- _Given task_:
Restate the records in their entirety, word for word.
## Start Records supplied
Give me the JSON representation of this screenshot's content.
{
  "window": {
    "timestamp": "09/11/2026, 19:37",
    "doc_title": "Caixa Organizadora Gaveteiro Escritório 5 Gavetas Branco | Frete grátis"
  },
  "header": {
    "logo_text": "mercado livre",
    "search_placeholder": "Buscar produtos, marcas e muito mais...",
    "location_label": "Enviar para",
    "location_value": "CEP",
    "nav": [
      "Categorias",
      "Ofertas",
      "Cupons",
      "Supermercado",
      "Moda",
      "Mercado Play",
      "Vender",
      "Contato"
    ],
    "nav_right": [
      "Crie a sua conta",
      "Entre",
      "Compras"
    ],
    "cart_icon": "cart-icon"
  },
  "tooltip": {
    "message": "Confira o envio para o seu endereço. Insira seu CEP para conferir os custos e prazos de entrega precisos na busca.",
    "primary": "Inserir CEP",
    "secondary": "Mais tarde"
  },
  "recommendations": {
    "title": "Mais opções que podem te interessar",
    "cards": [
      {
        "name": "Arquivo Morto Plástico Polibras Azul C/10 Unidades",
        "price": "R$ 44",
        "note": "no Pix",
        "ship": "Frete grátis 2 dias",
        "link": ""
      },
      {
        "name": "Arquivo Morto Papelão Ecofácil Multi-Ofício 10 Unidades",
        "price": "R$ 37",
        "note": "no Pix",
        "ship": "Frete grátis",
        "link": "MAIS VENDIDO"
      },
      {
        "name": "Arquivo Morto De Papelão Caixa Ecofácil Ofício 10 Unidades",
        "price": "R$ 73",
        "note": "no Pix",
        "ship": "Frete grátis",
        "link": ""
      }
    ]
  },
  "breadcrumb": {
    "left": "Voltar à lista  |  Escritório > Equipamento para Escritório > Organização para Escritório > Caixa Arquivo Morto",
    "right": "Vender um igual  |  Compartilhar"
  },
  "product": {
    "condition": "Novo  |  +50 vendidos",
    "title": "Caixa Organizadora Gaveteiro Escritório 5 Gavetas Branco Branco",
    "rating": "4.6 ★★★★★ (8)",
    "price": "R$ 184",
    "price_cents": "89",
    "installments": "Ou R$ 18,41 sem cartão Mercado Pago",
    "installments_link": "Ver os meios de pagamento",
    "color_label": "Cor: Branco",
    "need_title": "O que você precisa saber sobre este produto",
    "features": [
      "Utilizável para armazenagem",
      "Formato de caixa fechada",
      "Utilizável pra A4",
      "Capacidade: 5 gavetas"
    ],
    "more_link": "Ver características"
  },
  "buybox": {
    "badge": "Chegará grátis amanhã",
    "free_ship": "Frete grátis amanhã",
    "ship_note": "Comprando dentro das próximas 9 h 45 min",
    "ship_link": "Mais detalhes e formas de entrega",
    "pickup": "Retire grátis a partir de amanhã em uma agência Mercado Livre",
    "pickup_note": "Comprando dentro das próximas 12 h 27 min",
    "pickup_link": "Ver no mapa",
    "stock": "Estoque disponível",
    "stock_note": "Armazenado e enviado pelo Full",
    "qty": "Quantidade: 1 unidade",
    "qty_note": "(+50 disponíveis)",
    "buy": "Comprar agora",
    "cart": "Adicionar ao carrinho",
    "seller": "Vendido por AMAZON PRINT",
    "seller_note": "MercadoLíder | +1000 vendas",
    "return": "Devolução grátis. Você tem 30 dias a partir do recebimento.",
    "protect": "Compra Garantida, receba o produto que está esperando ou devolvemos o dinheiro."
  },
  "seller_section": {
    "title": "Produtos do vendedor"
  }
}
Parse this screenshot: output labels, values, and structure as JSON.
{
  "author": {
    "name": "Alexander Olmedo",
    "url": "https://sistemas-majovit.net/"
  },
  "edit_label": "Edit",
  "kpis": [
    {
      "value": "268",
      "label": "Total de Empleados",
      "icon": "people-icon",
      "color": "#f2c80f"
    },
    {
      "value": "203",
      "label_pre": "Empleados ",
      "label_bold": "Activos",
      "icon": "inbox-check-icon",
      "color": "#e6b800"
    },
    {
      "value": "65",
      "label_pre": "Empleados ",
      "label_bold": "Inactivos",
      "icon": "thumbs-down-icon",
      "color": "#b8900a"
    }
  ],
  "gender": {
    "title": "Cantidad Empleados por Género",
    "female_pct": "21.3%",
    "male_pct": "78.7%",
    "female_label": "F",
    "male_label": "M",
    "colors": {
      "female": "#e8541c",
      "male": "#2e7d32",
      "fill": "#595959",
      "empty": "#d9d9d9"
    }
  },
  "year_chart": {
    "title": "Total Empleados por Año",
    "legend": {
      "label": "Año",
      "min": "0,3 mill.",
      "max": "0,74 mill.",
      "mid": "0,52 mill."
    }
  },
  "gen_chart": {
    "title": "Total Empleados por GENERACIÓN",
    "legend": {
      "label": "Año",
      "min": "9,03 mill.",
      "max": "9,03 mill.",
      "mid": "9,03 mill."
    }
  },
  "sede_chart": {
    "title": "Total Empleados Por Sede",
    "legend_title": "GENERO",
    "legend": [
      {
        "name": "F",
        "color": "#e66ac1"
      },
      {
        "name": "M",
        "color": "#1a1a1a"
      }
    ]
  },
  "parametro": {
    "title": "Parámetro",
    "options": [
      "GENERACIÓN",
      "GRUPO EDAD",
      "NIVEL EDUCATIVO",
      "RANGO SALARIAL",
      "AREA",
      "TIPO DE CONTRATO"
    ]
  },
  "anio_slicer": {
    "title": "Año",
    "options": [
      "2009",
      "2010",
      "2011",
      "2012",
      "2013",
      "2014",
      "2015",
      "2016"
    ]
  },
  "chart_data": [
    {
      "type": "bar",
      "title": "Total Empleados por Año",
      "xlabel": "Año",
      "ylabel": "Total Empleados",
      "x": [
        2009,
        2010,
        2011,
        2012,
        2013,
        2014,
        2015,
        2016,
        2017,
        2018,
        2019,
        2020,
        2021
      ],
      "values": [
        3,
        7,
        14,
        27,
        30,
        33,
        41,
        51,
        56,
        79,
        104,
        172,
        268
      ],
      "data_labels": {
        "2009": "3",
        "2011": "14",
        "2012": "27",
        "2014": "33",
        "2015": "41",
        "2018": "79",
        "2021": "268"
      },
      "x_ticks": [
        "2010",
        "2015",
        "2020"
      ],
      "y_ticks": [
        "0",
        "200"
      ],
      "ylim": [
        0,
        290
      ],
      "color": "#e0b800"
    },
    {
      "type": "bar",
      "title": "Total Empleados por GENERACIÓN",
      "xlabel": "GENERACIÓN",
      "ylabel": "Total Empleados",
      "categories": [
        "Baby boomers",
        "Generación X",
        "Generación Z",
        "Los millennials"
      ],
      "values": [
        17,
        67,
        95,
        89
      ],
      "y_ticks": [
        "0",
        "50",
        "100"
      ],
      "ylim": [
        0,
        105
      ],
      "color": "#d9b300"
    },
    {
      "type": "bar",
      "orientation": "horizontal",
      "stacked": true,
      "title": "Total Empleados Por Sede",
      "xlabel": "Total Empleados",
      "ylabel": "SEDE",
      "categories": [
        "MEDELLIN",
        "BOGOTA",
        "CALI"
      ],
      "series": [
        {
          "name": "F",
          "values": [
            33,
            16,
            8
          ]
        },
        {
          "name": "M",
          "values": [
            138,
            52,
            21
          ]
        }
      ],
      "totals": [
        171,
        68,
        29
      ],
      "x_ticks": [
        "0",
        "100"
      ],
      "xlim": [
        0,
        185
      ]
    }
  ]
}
## End Records supplied
- _Response_:
Give me the JSON representation of this screenshot's content.
{
  "window": {
    "timestamp": "09/11/2026, 19:37",
    "doc_title": "Caixa Organizadora Gaveteiro Escritório 5 Gavetas Branco | Frete grátis"
  },
  "header": {
    "logo_text": "mercado livre",
    "search_placeholder": "Buscar produtos, marcas e muito mais...",
    "location_label": "Enviar para",
    "location_value": "CEP",
    "nav": [
      "Categorias",
      "Ofertas",
      "Cupons",
      "Supermercado",
      "Moda",
      "Mercado Play",
      "Vender",
      "Contato"
    ],
    "nav_right": [
      "Crie a sua conta",
      "Entre",
      "Compras"
    ],
    "cart_icon": "cart-icon"
  },
  "tooltip": {
    "message": "Confira o envio para o seu endereço. Insira seu CEP para conferir os custos e prazos de entrega precisos na busca.",
    "primary": "Inserir CEP",
    "secondary": "Mais tarde"
  },
  "recommendations": {
    "title": "Mais opções que podem te interessar",
    "cards": [
      {
        "name": "Arquivo Morto Plástico Polibras Azul C/10 Unidades",
        "price": "R$ 44",
        "note": "no Pix",
        "ship": "Frete grátis 2 dias",
        "link": ""
      },
      {
        "name": "Arquivo Morto Papelão Ecofácil Multi-Ofício 10 Unidades",
        "price": "R$ 37",
        "note": "no Pix",
        "ship": "Frete grátis",
        "link": "MAIS VENDIDO"
      },
      {
        "name": "Arquivo Morto De Papelão Caixa Ecofácil Ofício 10 Unidades",
        "price": "R$ 73",
        "note": "no Pix",
        "ship": "Frete grátis",
        "link": ""
      }
    ]
  },
  "breadcrumb": {
    "left": "Voltar à lista  |  Escritório > Equipamento para Escritório > Organização para Escritório > Caixa Arquivo Morto",
    "right": "Vender um igual  |  Compartilhar"
  },
  "product": {
    "condition": "Novo  |  +50 vendidos",
    "title": "Caixa Organizadora Gaveteiro Escritório 5 Gavetas Branco Branco",
    "rating": "4.6 ★★★★★ (8)",
    "price": "R$ 184",
    "price_cents": "89",
    "installments": "Ou R$ 18,41 sem cartão Mercado Pago",
    "installments_link": "Ver os meios de pagamento",
    "color_label": "Cor: Branco",
    "need_title": "O que você precisa saber sobre este produto",
    "features": [
      "Utilizável para armazenagem",
      "Formato de caixa fechada",
      "Utilizável pra A4",
      "Capacidade: 5 gavetas"
    ],
    "more_link": "Ver características"
  },
  "buybox": {
    "badge": "Chegará grátis amanhã",
    "free_ship": "Frete grátis amanhã",
    "ship_note": "Comprando dentro das próximas 9 h 45 min",
    "ship_link": "Mais detalhes e formas de entrega",
    "pickup": "Retire grátis a partir de amanhã em uma agência Mercado Livre",
    "pickup_note": "Comprando dentro das próximas 12 h 27 min",
    "pickup_link": "Ver no mapa",
    "stock": "Estoque disponível",
    "stock_note": "Armazenado e enviado pelo Full",
    "qty": "Quantidade: 1 unidade",
    "qty_note": "(+50 disponíveis)",
    "buy": "Comprar agora",
    "cart": "Adicionar ao carrinho",
    "seller": "Vendido por AMAZON PRINT",
    "seller_note": "MercadoLíder | +1000 vendas",
    "return": "Devolução grátis. Você tem 30 dias a partir do recebimento.",
    "protect": "Compra Garantida, receba o produto que está esperando ou devolvemos o dinheiro."
  },
  "seller_section": {
    "title": "Produtos do vendedor"
  }
}
Parse this screenshot: output labels, values, and structure as JSON.
{
  "author": {
    "name": "Alexander Olmedo",
    "url": "https://sistemas-majovit.net/"
  },
  "edit_label": "Edit",
  "kpis": [
    {
      "value": "268",
      "label": "Total de Empleados",
      "icon": "people-icon",
      "color": "#f2c80f"
    },
    {
      "value": "203",
      "label_pre": "Empleados ",
      "label_bold": "Activos",
      "icon": "inbox-check-icon",
      "color": "#e6b800"
    },
    {
      "value": "65",
      "label_pre": "Empleados ",
      "label_bold": "Inactivos",
      "icon": "thumbs-down-icon",
      "color": "#b8900a"
    }
  ],
  "gender": {
    "title": "Cantidad Empleados por Género",
    "female_pct": "21.3%",
    "male_pct": "78.7%",
    "female_label": "F",
    "male_label": "M",
    "colors": {
      "female": "#e8541c",
      "male": "#2e7d32",
      "fill": "#595959",
      "empty": "#d9d9d9"
    }
  },
  "year_chart": {
    "title": "Total Empleados por Año",
    "legend": {
      "label": "Año",
      "min": "0,3 mill.",
      "max": "0,74 mill.",
      "mid": "0,52 mill."
    }
  },
  "gen_chart": {
    "title": "Total Empleados por GENERACIÓN",
    "legend": {
      "label": "Año",
      "min": "9,03 mill.",
      "max": "9,03 mill.",
      "mid": "9,03 mill."
    }
  },
  "sede_chart": {
    "title": "Total Empleados Por Sede",
    "legend_title": "GENERO",
    "legend": [
      {
        "name": "F",
        "color": "#e66ac1"
      },
      {
        "name": "M",
        "color": "#1a1a1a"
      }
    ]
  },
  "parametro": {
    "title": "Parámetro",
    "options": [
      "GENERACIÓN",
      "GRUPO EDAD",
      "NIVEL EDUCATIVO",
      "RANGO SALARIAL",
      "AREA",
      "TIPO DE CONTRATO"
    ]
  },
  "anio_slicer": {
    "title": "Año",
    "options": [
      "2009",
      "2010",
      "2011",
      "2012",
      "2013",
      "2014",
      "2015",
      "2016"
    ]
  },
  "chart_data": [
    {
      "type": "bar",
      "title": "Total Empleados por Año",
      "xlabel": "Año",
      "ylabel": "Total Empleados",
      "x": [
        2009,
        2010,
        2011,
        2012,
        2013,
        2014,
        2015,
        2016,
        2017,
        2018,
        2019,
        2020,
        2021
      ],
      "values": [
        3,
        7,
        14,
        27,
        30,
        33,
        41,
        51,
        56,
        79,
        104,
        172,
        268
      ],
      "data_labels": {
        "2009": "3",
        "2011": "14",
        "2012": "27",
        "2014": "33",
        "2015": "41",
        "2018": "79",
        "2021": "268"
      },
      "x_ticks": [
        "2010",
        "2015",
        "2020"
      ],
      "y_ticks": [
        "0",
        "200"
      ],
      "ylim": [
        0,
        290
      ],
      "color": "#e0b800"
    },
    {
      "type": "bar",
      "title": "Total Empleados por GENERACIÓN",
      "xlabel": "GENERACIÓN",
      "ylabel": "Total Empleados",
      "categories": [
        "Baby boomers",
        "Generación X",
        "Generación Z",
        "Los millennials"
      ],
      "values": [
        17,
        67,
        95,
        89
      ],
      "y_ticks": [
        "0",
        "50",
        "100"
      ],
      "ylim": [
        0,
        105
      ],
      "color": "#d9b300"
    },
    {
      "type": "bar",
      "orientation": "horizontal",
      "stacked": true,
      "title": "Total Empleados Por Sede",
      "xlabel": "Total Empleados",
      "ylabel": "SEDE",
      "categories": [
        "MEDELLIN",
        "BOGOTA",
        "CALI"
      ],
      "series": [
        {
          "name": "F",
          "values": [
            33,
            16,
            8
          ]
        },
        {
          "name": "M",
          "values": [
            138,
            52,
            21
          ]
        }
      ],
      "totals": [
        171,
        68,
        29
      ],
      "x_ticks": [
        "0",
        "100"
      ],
      "xlim": [
        0,
        185
      ]
    }
  ]
}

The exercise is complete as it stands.